### Directive
Reproduce each line of the material precisely.

(Records excerpted from a collection)
+++++

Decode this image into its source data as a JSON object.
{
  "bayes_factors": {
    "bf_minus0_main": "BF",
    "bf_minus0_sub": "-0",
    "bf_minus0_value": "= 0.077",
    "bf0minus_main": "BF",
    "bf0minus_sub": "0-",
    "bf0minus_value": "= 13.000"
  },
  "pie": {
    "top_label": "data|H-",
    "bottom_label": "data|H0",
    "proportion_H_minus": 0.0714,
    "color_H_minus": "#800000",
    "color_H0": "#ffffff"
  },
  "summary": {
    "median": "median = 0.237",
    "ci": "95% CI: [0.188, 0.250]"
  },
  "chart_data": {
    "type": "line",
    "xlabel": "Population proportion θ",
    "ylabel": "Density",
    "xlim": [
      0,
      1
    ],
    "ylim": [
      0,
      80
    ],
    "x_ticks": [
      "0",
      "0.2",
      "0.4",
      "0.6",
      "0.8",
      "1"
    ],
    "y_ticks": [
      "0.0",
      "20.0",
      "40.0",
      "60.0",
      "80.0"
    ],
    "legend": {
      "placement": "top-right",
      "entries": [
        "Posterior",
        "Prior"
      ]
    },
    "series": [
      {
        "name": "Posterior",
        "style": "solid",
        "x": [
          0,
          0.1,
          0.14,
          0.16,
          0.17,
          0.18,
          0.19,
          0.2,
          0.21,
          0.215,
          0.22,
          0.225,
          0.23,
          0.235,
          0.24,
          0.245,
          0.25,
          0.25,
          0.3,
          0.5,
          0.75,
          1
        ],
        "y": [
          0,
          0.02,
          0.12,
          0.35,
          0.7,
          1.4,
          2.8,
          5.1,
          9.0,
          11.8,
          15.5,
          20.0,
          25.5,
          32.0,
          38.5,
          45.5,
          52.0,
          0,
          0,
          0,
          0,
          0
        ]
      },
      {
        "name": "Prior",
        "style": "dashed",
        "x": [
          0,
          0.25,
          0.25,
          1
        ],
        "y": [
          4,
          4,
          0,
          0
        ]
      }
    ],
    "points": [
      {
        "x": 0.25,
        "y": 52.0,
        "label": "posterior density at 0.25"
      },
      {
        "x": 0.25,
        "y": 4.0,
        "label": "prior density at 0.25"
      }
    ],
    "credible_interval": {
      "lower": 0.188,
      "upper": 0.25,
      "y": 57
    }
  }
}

+++++

### Output of the task
Decode this image into its source data as a JSON object.
{
  "bayes_factors": {
    "bf_minus0_main": "BF",
    "bf_minus0_sub": "-0",
    "bf_minus0_value": "= 0.077",
    "bf0minus_main": "BF",
    "bf0minus_sub": "0-",
    "bf0minus_value": "= 13.000"
  },
  "pie": {
    "top_label": "data|H-",
    "bottom_label": "data|H0",
    "proportion_H_minus": 0.0714,
    "color_H_minus": "#800000",
    "color_H0": "#ffffff"
  },
  "summary": {
    "median": "median = 0.237",
    "ci": "95% CI: [0.188, 0.250]"
  },
  "chart_data": {
    "type": "line",
    "xlabel": "Population proportion θ",
    "ylabel": "Density",
    "xlim": [
      0,
      1
    ],
    "ylim": [
      0,
      80
    ],
    "x_ticks": [
      "0",
      "0.2",
      "0.4",
      "0.6",
      "0.8",
      "1"
    ],
    "y_ticks": [
      "0.0",
      "20.0",
      "40.0",
      "60.0",
      "80.0"
    ],
    "legend": {
      "placement": "top-right",
      "entries": [
        "Posterior",
        "Prior"
      ]
    },
    "series": [
      {
        "name": "Posterior",
        "style": "solid",
        "x": [
          0,
          0.1,
          0.14,
          0.16,
          0.17,
          0.18,
          0.19,
          0.2,
          0.21,
          0.215,
          0.22,
          0.225,
          0.23,
          0.235,
          0.24,
          0.245,
          0.25,
          0.25,
          0.3,
          0.5,
          0.75,
          1
        ],
        "y": [
          0,
          0.02,
          0.12,
          0.35,
          0.7,
          1.4,
          2.8,
          5.1,
          9.0,
          11.8,
          15.5,
          20.0,
          25.5,
          32.0,
          38.5,
          45.5,
          52.0,
          0,
          0,
          0,
          0,
          0
        ]
      },
      {
        "name": "Prior",
        "style": "dashed",
        "x": [
          0,
          0.25,
          0.25,
          1
        ],
        "y": [
          4,
          4,
          0,
          0
        ]
      }
    ],
    "points": [
      {
        "x": 0.25,
        "y": 52.0,
        "label": "posterior density at 0.25"
      },
      {
        "x": 0.25,
        "y": 4.0,
        "label": "prior density at 0.25"
      }
    ],
    "credible_interval": {
      "lower": 0.188,
      "upper": 0.25,
      "y": 57
    }
  }
}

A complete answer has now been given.